→ DIRECTIVE: Set down the full listing exactly, character for character.

→ PROVIDED DATA:
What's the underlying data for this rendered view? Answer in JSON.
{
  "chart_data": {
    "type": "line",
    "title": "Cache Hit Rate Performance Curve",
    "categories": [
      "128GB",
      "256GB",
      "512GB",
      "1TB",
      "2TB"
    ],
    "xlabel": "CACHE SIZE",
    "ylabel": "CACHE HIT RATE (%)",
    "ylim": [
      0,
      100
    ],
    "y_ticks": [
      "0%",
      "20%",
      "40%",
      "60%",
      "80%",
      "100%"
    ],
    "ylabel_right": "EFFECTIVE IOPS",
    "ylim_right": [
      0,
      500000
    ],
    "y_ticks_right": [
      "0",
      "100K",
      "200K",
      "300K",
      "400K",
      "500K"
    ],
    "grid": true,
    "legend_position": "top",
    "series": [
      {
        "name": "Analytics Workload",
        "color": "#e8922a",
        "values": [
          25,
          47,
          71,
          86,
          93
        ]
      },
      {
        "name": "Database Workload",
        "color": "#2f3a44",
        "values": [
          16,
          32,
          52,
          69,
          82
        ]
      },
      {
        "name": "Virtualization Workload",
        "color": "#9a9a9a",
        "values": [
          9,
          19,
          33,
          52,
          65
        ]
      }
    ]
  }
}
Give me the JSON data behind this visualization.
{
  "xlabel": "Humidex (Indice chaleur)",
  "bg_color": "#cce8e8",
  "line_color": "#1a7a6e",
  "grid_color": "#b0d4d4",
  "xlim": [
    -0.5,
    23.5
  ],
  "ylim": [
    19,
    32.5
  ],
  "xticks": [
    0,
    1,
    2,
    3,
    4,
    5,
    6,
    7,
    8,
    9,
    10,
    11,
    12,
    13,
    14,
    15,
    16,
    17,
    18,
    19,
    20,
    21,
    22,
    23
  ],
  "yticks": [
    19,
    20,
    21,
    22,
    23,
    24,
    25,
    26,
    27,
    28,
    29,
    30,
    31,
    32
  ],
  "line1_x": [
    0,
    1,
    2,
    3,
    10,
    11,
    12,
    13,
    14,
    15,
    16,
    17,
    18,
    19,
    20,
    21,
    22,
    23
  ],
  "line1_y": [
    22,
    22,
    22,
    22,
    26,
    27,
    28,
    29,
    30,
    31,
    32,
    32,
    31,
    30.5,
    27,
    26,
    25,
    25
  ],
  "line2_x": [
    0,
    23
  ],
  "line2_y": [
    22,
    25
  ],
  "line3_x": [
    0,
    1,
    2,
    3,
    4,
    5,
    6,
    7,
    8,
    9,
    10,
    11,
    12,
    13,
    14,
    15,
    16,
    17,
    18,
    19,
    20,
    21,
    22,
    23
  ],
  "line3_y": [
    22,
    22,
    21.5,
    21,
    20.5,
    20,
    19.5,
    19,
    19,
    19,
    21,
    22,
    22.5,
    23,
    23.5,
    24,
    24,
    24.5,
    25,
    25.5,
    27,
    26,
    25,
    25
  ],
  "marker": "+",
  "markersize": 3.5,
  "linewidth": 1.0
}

→ EXERCISE RESPONSE:
What's the underlying data for this rendered view? Answer in JSON.
{
  "chart_data": {
    "type": "line",
    "title": "Cache Hit Rate Performance Curve",
    "categories": [
      "128GB",
      "256GB",
      "512GB",
      "1TB",
      "2TB"
    ],
    "xlabel": "CACHE SIZE",
    "ylabel": "CACHE HIT RATE (%)",
    "ylim": [
      0,
      100
    ],
    "y_ticks": [
      "0%",
      "20%",
      "40%",
      "60%",
      "80%",
      "100%"
    ],
    "ylabel_right": "EFFECTIVE IOPS",
    "ylim_right": [
      0,
      500000
    ],
    "y_ticks_right": [
      "0",
      "100K",
      "200K",
      "300K",
      "400K",
      "500K"
    ],
    "grid": true,
    "legend_position": "top",
    "series": [
      {
        "name": "Analytics Workload",
        "color": "#e8922a",
        "values": [
          25,
          47,
          71,
          86,
          93
        ]
      },
      {
        "name": "Database Workload",
        "color": "#2f3a44",
        "values": [
          16,
          32,
          52,
          69,
          82
        ]
      },
      {
        "name": "Virtualization Workload",
        "color": "#9a9a9a",
        "values": [
          9,
          19,
          33,
          52,
          65
        ]
      }
    ]
  }
}
Give me the JSON data behind this visualization.
{
  "xlabel": "Humidex (Indice chaleur)",
  "bg_color": "#cce8e8",
  "line_color": "#1a7a6e",
  "grid_color": "#b0d4d4",
  "xlim": [
    -0.5,
    23.5
  ],
  "ylim": [
    19,
    32.5
  ],
  "xticks": [
    0,
    1,
    2,
    3,
    4,
    5,
    6,
    7,
    8,
    9,
    10,
    11,
    12,
    13,
    14,
    15,
    16,
    17,
    18,
    19,
    20,
    21,
    22,
    23
  ],
  "yticks": [
    19,
    20,
    21,
    22,
    23,
    24,
    25,
    26,
    27,
    28,
    29,
    30,
    31,
    32
  ],
  "line1_x": [
    0,
    1,
    2,
    3,
    10,
    11,
    12,
    13,
    14,
    15,
    16,
    17,
    18,
    19,
    20,
    21,
    22,
    23
  ],
  "line1_y": [
    22,
    22,
    22,
    22,
    26,
    27,
    28,
    29,
    30,
    31,
    32,
    32,
    31,
    30.5,
    27,
    26,
    25,
    25
  ],
  "line2_x": [
    0,
    23
  ],
  "line2_y": [
    22,
    25
  ],
  "line3_x": [
    0,
    1,
    2,
    3,
    4,
    5,
    6,
    7,
    8,
    9,
    10,
    11,
    12,
    13,
    14,
    15,
    16,
    17,
    18,
    19,
    20,
    21,
    22,
    23
  ],
  "line3_y": [
    22,
    22,
    21.5,
    21,
    20.5,
    20,
    19.5,
    19,
    19,
    19,
    21,
    22,
    22.5,
    23,
    23.5,
    24,
    24,
    24.5,
    25,
    25.5,
    27,
    26,
    25,
    25
  ],
  "marker": "+",
  "markersize": 3.5,
  "linewidth": 1.0
}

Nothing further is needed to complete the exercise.